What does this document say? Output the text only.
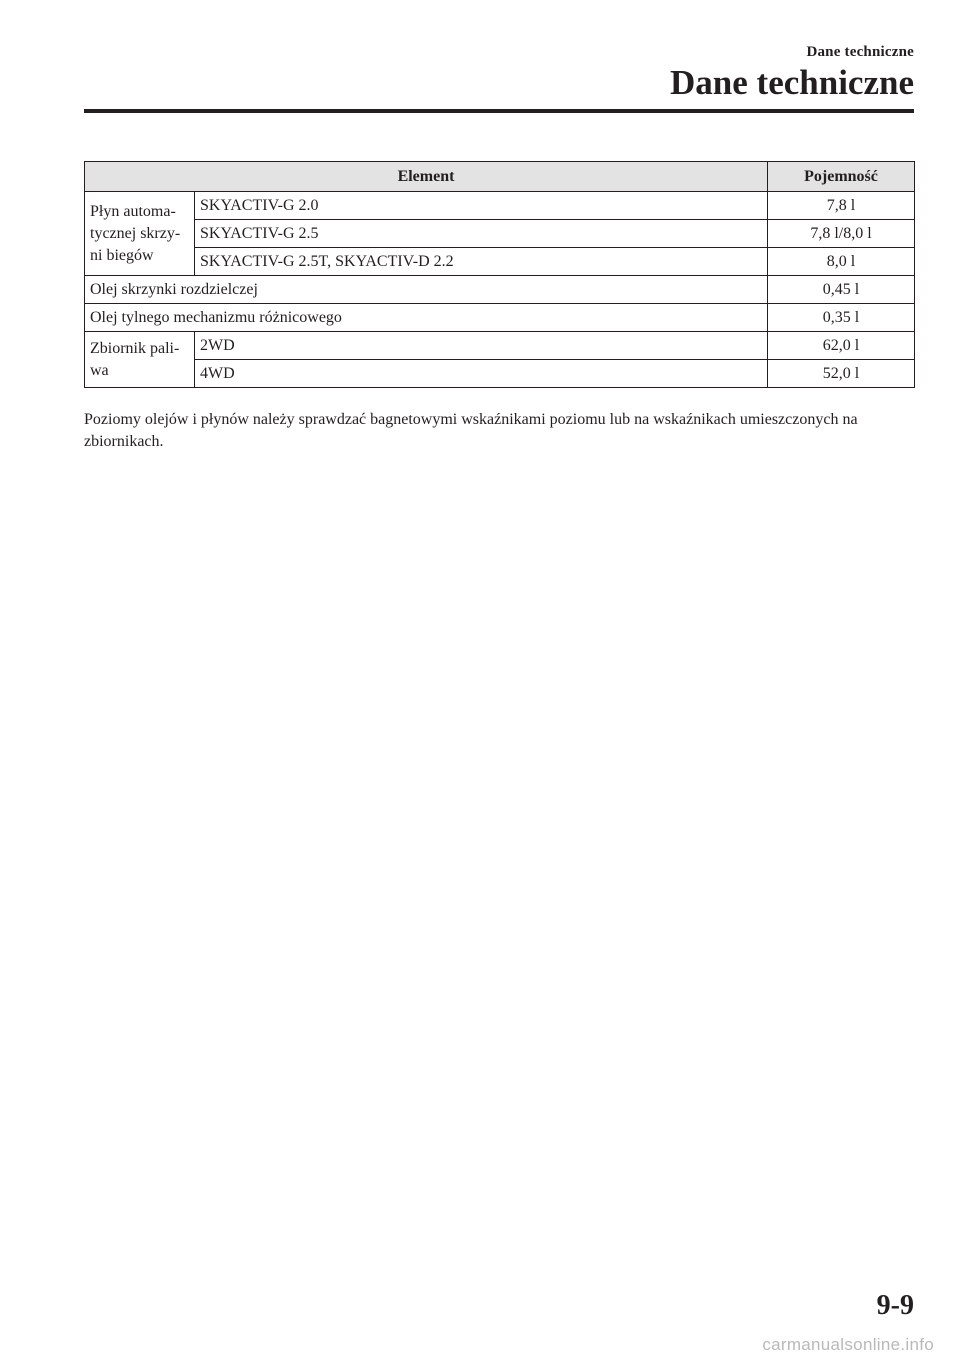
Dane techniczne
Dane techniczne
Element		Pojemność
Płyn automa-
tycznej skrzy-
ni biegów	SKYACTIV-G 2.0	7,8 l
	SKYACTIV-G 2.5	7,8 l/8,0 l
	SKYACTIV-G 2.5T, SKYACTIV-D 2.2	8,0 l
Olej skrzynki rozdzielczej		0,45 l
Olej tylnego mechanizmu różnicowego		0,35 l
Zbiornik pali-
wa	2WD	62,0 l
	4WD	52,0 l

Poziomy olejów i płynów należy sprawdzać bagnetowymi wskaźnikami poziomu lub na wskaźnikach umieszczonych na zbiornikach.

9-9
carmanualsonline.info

======

PROBLEM = Without the pictures, copy the material exactly as given.

SOLUTION TO THIS PROBLEM =
What does this document say? Output the text only.
Dane techniczne
Dane techniczne
Element		Pojemność
Płyn automa-
tycznej skrzy-
ni biegów	SKYACTIV-G 2.0	7,8 l
	SKYACTIV-G 2.5	7,8 l/8,0 l
	SKYACTIV-G 2.5T, SKYACTIV-D 2.2	8,0 l
Olej skrzynki rozdzielczej		0,45 l
Olej tylnego mechanizmu różnicowego		0,35 l
Zbiornik pali-
wa	2WD	62,0 l
	4WD	52,0 l

Poziomy olejów i płynów należy sprawdzać bagnetowymi wskaźnikami poziomu lub na wskaźnikach umieszczonych na zbiornikach.

9-9
carmanualsonline.info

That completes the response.